(A run of records)
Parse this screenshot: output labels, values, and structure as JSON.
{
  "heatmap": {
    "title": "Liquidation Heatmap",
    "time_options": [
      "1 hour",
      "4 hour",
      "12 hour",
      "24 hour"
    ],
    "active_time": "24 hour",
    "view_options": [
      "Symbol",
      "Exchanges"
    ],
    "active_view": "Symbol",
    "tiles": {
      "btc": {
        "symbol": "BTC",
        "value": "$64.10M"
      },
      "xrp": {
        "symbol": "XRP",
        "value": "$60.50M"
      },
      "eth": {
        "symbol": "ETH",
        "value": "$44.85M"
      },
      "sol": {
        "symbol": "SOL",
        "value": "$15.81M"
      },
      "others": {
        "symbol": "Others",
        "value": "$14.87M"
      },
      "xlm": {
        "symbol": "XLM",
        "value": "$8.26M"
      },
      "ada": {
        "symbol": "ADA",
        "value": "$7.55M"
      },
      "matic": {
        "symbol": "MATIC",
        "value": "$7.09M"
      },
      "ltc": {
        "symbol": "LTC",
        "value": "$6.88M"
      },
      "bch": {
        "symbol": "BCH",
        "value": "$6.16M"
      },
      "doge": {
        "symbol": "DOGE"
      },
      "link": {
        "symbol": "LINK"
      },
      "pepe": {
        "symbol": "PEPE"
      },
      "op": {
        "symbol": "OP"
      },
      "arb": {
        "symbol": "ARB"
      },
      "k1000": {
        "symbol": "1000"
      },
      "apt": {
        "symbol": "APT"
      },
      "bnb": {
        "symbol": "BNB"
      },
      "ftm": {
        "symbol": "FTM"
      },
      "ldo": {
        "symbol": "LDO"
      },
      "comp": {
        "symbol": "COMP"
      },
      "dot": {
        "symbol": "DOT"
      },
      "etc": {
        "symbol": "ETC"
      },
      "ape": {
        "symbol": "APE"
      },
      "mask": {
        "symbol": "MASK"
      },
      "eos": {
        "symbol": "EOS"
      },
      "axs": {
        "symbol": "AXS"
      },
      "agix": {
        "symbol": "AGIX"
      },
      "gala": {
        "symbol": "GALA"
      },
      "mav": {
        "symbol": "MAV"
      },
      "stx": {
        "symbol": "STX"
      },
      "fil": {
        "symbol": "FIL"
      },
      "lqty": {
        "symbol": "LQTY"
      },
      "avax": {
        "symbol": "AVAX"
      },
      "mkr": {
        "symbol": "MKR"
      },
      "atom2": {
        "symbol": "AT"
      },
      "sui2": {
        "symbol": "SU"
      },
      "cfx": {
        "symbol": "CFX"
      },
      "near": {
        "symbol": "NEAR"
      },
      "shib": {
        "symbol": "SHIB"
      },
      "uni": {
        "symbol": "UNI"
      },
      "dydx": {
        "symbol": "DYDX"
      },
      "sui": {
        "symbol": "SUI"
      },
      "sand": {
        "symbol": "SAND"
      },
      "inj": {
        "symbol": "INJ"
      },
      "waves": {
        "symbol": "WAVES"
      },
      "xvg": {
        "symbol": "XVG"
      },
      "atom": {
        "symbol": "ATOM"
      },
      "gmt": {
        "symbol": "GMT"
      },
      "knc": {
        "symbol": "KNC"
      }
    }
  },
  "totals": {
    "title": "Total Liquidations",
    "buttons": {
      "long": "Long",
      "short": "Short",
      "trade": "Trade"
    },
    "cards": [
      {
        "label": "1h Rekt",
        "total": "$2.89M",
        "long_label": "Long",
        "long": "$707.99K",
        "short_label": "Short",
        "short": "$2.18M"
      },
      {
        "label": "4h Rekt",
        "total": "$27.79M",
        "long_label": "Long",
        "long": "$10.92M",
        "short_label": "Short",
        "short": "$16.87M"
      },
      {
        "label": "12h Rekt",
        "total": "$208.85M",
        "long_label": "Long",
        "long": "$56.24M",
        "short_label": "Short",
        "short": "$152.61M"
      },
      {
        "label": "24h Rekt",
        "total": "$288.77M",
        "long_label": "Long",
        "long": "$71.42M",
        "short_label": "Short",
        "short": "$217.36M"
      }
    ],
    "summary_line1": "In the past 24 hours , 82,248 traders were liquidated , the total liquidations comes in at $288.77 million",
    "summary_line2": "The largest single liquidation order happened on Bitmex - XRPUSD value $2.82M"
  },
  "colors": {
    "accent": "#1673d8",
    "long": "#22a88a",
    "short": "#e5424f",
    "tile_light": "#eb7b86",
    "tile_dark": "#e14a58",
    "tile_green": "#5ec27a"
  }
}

WHAT IS NEEDED: For the records above, state how many lines include the string "Rekt", giving the number and nothing else.

EXERCISE SOLUTION: 4